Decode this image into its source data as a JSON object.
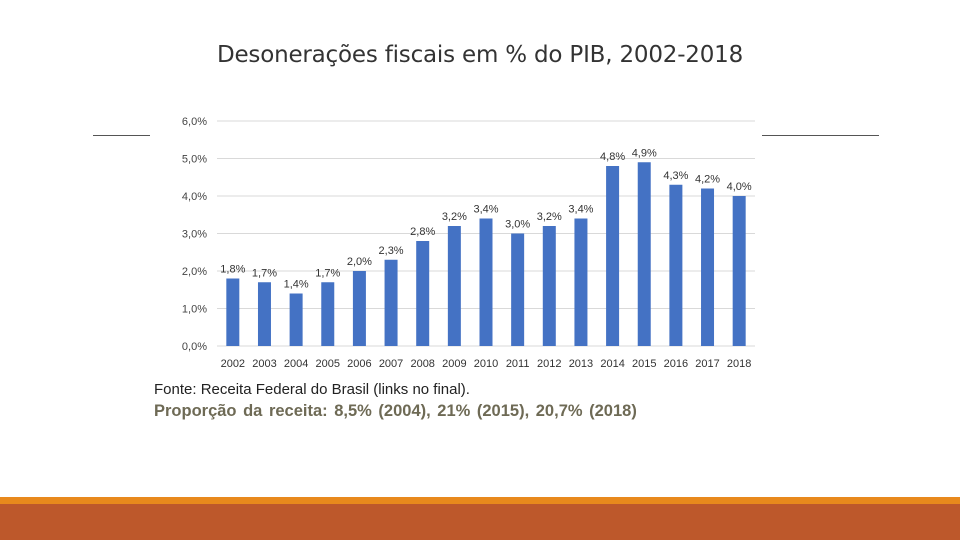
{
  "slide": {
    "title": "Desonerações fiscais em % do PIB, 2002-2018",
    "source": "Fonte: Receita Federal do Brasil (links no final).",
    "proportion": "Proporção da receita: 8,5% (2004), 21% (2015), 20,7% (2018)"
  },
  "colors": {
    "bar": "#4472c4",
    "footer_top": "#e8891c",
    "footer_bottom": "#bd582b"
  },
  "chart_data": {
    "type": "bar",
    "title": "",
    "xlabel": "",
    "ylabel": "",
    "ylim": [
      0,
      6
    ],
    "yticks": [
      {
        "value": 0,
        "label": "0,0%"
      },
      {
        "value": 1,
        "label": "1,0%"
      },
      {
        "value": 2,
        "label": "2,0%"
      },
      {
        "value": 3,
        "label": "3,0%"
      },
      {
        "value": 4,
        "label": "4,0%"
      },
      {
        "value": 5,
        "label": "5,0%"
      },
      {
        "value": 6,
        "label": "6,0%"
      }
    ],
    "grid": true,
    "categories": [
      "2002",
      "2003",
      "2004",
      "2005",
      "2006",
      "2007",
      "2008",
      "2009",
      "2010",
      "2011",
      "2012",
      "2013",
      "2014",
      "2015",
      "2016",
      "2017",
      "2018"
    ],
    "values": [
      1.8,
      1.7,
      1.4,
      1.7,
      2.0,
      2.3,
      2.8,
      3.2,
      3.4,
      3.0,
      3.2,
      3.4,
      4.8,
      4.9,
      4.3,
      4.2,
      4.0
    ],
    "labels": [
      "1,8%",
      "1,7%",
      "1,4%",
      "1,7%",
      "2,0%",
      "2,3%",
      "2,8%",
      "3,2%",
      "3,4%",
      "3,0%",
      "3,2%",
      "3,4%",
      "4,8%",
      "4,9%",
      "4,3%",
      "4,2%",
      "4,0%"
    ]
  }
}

...

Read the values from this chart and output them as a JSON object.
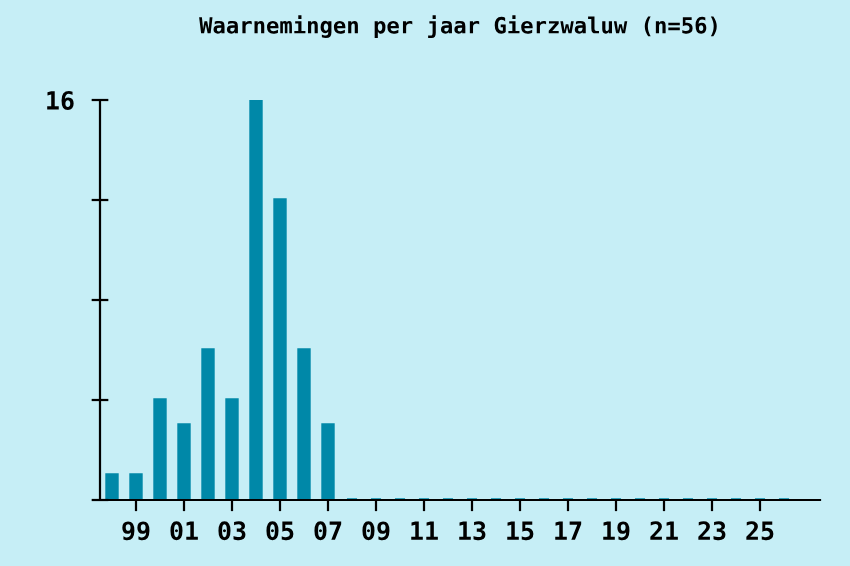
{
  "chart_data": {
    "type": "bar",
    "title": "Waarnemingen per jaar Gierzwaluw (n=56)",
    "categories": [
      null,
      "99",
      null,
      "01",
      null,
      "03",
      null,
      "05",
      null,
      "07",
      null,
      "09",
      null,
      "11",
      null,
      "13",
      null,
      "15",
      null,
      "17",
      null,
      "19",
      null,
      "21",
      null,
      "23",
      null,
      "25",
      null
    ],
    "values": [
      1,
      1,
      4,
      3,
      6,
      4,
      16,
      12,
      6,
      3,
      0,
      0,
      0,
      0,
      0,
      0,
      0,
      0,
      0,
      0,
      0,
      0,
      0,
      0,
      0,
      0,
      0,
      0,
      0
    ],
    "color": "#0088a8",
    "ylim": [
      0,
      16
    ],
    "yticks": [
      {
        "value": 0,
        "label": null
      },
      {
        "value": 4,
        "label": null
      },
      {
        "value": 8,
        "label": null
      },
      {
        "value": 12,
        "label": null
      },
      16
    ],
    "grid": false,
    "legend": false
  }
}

*GIVEN EXERCISE*
Every line of the listing that holds "JSON" should be found and copied.

*RESPONSE TO THIS EXERCISE*
Decode this image into its source data as a JSON object.
Read the values from this chart and output them as a JSON object.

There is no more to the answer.